- **What is expected**
Would you restate all the data that follows, word for word?

- **Source data**
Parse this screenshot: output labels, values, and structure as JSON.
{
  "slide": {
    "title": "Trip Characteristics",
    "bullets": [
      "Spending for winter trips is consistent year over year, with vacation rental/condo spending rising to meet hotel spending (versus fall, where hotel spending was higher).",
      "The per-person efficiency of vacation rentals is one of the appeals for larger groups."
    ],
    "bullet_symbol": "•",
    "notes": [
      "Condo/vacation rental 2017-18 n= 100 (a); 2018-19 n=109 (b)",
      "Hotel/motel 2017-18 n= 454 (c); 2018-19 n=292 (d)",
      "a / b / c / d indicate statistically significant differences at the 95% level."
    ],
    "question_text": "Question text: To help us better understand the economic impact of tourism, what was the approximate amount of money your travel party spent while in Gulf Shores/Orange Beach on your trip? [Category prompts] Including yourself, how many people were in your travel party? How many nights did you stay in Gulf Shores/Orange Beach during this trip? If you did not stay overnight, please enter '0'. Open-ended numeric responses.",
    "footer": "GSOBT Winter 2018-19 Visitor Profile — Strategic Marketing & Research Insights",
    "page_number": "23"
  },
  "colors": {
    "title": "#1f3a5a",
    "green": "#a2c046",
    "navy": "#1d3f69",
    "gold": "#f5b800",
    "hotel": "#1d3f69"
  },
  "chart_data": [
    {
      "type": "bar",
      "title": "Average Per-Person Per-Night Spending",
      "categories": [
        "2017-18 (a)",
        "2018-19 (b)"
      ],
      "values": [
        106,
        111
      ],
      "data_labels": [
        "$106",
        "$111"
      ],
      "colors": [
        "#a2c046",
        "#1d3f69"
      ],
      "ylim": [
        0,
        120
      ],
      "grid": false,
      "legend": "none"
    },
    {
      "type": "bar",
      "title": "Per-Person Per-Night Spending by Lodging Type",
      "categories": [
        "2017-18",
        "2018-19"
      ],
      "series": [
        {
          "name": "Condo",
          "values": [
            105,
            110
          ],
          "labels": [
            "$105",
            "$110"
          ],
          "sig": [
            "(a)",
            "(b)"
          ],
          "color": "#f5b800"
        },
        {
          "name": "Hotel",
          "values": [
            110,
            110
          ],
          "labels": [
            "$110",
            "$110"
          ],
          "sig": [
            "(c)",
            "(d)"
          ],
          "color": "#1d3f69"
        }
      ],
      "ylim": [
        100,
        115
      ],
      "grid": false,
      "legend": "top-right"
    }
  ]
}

- **Written answer**
Parse this screenshot: output labels, values, and structure as JSON.
{
  "slide": {
    "title": "Trip Characteristics",
    "bullets": [
      "Spending for winter trips is consistent year over year, with vacation rental/condo spending rising to meet hotel spending (versus fall, where hotel spending was higher).",
      "The per-person efficiency of vacation rentals is one of the appeals for larger groups."
    ],
    "bullet_symbol": "•",
    "notes": [
      "Condo/vacation rental 2017-18 n= 100 (a); 2018-19 n=109 (b)",
      "Hotel/motel 2017-18 n= 454 (c); 2018-19 n=292 (d)",
      "a / b / c / d indicate statistically significant differences at the 95% level."
    ],
    "question_text": "Question text: To help us better understand the economic impact of tourism, what was the approximate amount of money your travel party spent while in Gulf Shores/Orange Beach on your trip? [Category prompts] Including yourself, how many people were in your travel party? How many nights did you stay in Gulf Shores/Orange Beach during this trip? If you did not stay overnight, please enter '0'. Open-ended numeric responses.",
    "footer": "GSOBT Winter 2018-19 Visitor Profile — Strategic Marketing & Research Insights",
    "page_number": "23"
  },
  "colors": {
    "title": "#1f3a5a",
    "green": "#a2c046",
    "navy": "#1d3f69",
    "gold": "#f5b800",
    "hotel": "#1d3f69"
  },
  "chart_data": [
    {
      "type": "bar",
      "title": "Average Per-Person Per-Night Spending",
      "categories": [
        "2017-18 (a)",
        "2018-19 (b)"
      ],
      "values": [
        106,
        111
      ],
      "data_labels": [
        "$106",
        "$111"
      ],
      "colors": [
        "#a2c046",
        "#1d3f69"
      ],
      "ylim": [
        0,
        120
      ],
      "grid": false,
      "legend": "none"
    },
    {
      "type": "bar",
      "title": "Per-Person Per-Night Spending by Lodging Type",
      "categories": [
        "2017-18",
        "2018-19"
      ],
      "series": [
        {
          "name": "Condo",
          "values": [
            105,
            110
          ],
          "labels": [
            "$105",
            "$110"
          ],
          "sig": [
            "(a)",
            "(b)"
          ],
          "color": "#f5b800"
        },
        {
          "name": "Hotel",
          "values": [
            110,
            110
          ],
          "labels": [
            "$110",
            "$110"
          ],
          "sig": [
            "(c)",
            "(d)"
          ],
          "color": "#1d3f69"
        }
      ],
      "ylim": [
        100,
        115
      ],
      "grid": false,
      "legend": "top-right"
    }
  ]
}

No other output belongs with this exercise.